#### Instructions for the task
Report how many lines hold the string "Press". Give the number and nothing else.

Start Given information

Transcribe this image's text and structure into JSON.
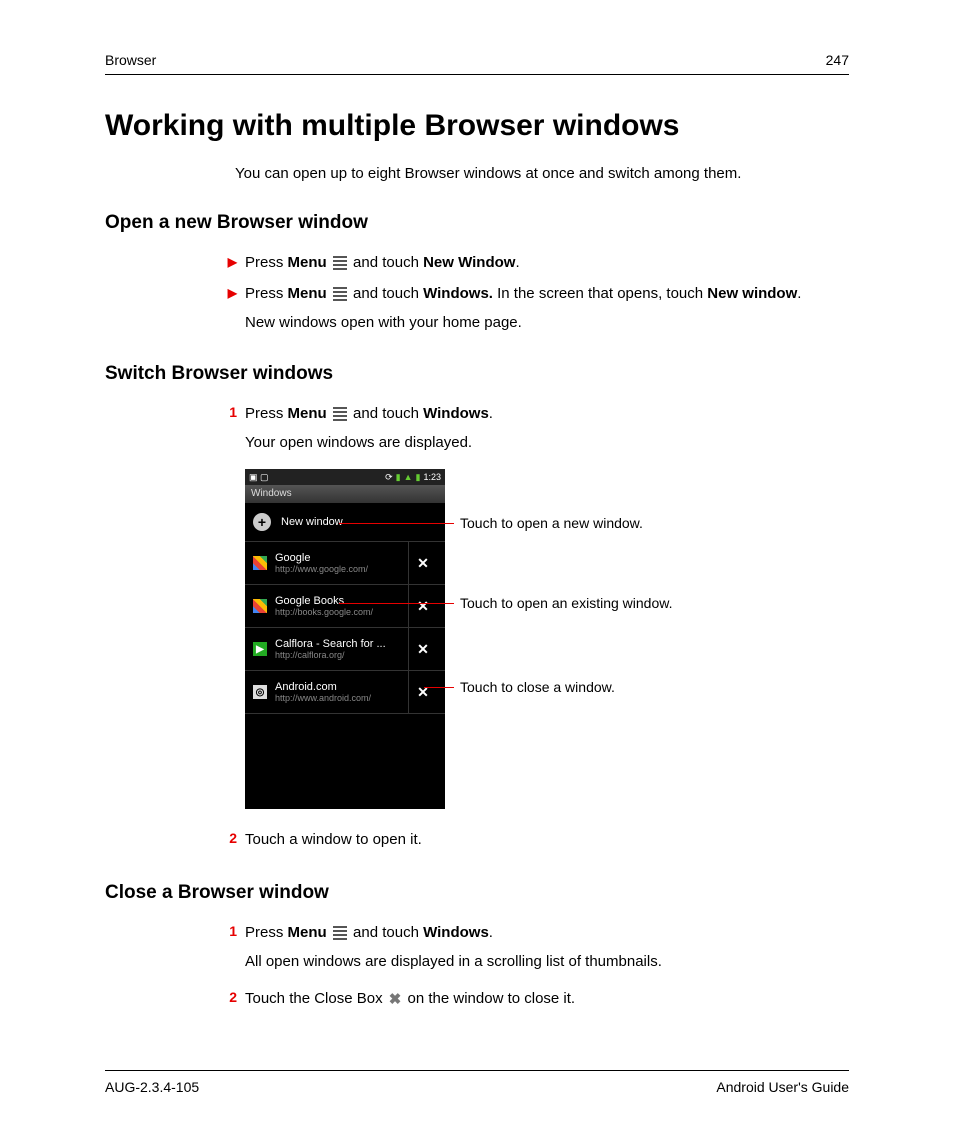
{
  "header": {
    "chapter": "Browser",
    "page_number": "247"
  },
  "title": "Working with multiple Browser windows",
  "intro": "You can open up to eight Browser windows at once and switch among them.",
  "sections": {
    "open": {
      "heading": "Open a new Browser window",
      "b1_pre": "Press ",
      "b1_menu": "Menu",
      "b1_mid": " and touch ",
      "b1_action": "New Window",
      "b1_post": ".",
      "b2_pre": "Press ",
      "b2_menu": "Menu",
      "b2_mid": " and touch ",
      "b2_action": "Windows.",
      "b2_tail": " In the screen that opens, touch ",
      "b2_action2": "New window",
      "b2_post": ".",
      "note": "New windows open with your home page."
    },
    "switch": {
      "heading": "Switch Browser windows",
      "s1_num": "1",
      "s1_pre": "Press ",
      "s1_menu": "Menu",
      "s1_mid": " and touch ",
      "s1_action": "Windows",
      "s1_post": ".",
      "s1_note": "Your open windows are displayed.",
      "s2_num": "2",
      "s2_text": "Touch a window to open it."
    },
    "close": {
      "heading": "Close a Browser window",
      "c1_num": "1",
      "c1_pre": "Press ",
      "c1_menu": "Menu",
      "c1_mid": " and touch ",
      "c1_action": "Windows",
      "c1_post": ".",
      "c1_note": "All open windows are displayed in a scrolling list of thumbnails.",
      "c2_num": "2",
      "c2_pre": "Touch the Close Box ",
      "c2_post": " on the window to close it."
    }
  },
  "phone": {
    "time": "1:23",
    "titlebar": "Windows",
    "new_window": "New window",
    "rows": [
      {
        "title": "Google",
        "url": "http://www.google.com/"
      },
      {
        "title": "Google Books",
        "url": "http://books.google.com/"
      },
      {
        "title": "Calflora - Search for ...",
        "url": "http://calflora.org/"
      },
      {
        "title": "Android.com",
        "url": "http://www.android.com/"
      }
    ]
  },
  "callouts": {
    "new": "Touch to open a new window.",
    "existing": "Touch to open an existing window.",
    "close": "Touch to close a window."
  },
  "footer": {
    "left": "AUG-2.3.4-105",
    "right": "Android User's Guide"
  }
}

End Given information
Start Given information

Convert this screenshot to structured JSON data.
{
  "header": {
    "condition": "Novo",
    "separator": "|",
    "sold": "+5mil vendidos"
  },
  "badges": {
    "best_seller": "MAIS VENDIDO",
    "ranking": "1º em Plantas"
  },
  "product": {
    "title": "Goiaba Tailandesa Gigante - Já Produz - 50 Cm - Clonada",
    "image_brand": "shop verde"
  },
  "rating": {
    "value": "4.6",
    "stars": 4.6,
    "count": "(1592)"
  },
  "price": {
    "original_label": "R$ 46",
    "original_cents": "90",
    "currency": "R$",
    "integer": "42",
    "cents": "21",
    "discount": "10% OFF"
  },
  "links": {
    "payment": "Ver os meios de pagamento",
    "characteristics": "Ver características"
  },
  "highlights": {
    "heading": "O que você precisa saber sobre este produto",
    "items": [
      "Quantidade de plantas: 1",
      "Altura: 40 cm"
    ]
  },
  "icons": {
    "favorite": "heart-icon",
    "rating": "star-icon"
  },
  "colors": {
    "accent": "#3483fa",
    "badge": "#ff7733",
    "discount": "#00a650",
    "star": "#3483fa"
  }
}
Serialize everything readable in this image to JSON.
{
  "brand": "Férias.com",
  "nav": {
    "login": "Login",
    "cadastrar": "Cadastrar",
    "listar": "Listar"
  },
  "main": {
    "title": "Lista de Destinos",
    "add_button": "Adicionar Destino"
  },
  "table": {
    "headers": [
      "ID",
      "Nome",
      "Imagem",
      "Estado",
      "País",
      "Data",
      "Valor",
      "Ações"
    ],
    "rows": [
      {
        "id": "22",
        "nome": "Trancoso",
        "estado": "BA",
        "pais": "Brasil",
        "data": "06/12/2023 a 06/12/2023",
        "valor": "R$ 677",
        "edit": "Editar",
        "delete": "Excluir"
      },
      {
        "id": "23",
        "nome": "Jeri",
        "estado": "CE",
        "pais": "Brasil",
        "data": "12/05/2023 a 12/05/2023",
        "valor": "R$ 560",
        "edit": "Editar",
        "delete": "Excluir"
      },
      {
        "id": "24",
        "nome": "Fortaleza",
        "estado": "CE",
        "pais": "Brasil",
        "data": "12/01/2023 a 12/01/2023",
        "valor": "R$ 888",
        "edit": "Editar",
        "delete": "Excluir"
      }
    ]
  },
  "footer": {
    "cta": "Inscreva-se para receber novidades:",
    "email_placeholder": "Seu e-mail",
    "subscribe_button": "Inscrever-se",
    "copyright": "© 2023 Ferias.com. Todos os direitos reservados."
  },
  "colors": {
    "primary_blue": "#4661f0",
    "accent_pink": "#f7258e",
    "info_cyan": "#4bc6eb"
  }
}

End Given information

#### Output for this task
4